**What this task involves**
Write out the complete material exactly as it stands.

**Exercise input**
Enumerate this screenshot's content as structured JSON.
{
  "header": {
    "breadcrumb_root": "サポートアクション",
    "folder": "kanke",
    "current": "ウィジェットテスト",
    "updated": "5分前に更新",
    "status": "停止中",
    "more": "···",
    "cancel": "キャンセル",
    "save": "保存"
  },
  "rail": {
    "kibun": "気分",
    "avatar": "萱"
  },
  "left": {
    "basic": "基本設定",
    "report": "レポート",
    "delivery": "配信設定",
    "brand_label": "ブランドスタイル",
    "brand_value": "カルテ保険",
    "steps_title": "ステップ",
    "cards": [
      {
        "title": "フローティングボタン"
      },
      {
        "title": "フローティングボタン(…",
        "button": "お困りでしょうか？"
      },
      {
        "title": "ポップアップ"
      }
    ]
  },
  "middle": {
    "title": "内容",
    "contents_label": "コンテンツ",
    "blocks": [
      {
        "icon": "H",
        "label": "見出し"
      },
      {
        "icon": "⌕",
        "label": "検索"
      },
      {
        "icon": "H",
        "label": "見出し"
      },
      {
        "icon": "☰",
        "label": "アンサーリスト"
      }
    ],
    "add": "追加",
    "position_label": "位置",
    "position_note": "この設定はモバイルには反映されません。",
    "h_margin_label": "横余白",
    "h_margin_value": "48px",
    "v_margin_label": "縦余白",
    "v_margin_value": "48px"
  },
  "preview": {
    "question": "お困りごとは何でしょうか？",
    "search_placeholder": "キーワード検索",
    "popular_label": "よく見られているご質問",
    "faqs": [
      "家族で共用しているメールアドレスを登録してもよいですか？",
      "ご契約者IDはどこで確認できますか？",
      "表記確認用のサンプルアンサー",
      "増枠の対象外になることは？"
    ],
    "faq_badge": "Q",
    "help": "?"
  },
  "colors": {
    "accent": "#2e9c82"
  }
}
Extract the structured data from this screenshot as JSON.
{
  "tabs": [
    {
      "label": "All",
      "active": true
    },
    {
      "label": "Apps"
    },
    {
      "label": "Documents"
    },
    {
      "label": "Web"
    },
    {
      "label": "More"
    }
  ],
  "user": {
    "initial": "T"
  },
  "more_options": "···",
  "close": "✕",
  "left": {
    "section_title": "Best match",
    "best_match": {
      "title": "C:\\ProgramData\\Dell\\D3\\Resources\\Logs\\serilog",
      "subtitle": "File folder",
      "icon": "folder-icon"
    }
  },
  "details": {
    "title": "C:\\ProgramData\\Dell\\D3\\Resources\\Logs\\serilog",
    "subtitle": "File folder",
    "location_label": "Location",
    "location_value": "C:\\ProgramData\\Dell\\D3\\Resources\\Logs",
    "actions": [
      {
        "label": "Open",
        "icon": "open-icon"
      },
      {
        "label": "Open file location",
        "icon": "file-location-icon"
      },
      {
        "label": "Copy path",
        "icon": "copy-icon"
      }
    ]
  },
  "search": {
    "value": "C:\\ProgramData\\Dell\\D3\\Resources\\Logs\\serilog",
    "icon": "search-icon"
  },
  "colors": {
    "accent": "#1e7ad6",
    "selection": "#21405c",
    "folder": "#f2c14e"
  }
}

**Task response**
Enumerate this screenshot's content as structured JSON.
{
  "header": {
    "breadcrumb_root": "サポートアクション",
    "folder": "kanke",
    "current": "ウィジェットテスト",
    "updated": "5分前に更新",
    "status": "停止中",
    "more": "···",
    "cancel": "キャンセル",
    "save": "保存"
  },
  "rail": {
    "kibun": "気分",
    "avatar": "萱"
  },
  "left": {
    "basic": "基本設定",
    "report": "レポート",
    "delivery": "配信設定",
    "brand_label": "ブランドスタイル",
    "brand_value": "カルテ保険",
    "steps_title": "ステップ",
    "cards": [
      {
        "title": "フローティングボタン"
      },
      {
        "title": "フローティングボタン(…",
        "button": "お困りでしょうか？"
      },
      {
        "title": "ポップアップ"
      }
    ]
  },
  "middle": {
    "title": "内容",
    "contents_label": "コンテンツ",
    "blocks": [
      {
        "icon": "H",
        "label": "見出し"
      },
      {
        "icon": "⌕",
        "label": "検索"
      },
      {
        "icon": "H",
        "label": "見出し"
      },
      {
        "icon": "☰",
        "label": "アンサーリスト"
      }
    ],
    "add": "追加",
    "position_label": "位置",
    "position_note": "この設定はモバイルには反映されません。",
    "h_margin_label": "横余白",
    "h_margin_value": "48px",
    "v_margin_label": "縦余白",
    "v_margin_value": "48px"
  },
  "preview": {
    "question": "お困りごとは何でしょうか？",
    "search_placeholder": "キーワード検索",
    "popular_label": "よく見られているご質問",
    "faqs": [
      "家族で共用しているメールアドレスを登録してもよいですか？",
      "ご契約者IDはどこで確認できますか？",
      "表記確認用のサンプルアンサー",
      "増枠の対象外になることは？"
    ],
    "faq_badge": "Q",
    "help": "?"
  },
  "colors": {
    "accent": "#2e9c82"
  }
}
Extract the structured data from this screenshot as JSON.
{
  "tabs": [
    {
      "label": "All",
      "active": true
    },
    {
      "label": "Apps"
    },
    {
      "label": "Documents"
    },
    {
      "label": "Web"
    },
    {
      "label": "More"
    }
  ],
  "user": {
    "initial": "T"
  },
  "more_options": "···",
  "close": "✕",
  "left": {
    "section_title": "Best match",
    "best_match": {
      "title": "C:\\ProgramData\\Dell\\D3\\Resources\\Logs\\serilog",
      "subtitle": "File folder",
      "icon": "folder-icon"
    }
  },
  "details": {
    "title": "C:\\ProgramData\\Dell\\D3\\Resources\\Logs\\serilog",
    "subtitle": "File folder",
    "location_label": "Location",
    "location_value": "C:\\ProgramData\\Dell\\D3\\Resources\\Logs",
    "actions": [
      {
        "label": "Open",
        "icon": "open-icon"
      },
      {
        "label": "Open file location",
        "icon": "file-location-icon"
      },
      {
        "label": "Copy path",
        "icon": "copy-icon"
      }
    ]
  },
  "search": {
    "value": "C:\\ProgramData\\Dell\\D3\\Resources\\Logs\\serilog",
    "icon": "search-icon"
  },
  "colors": {
    "accent": "#1e7ad6",
    "selection": "#21405c",
    "folder": "#f2c14e"
  }
}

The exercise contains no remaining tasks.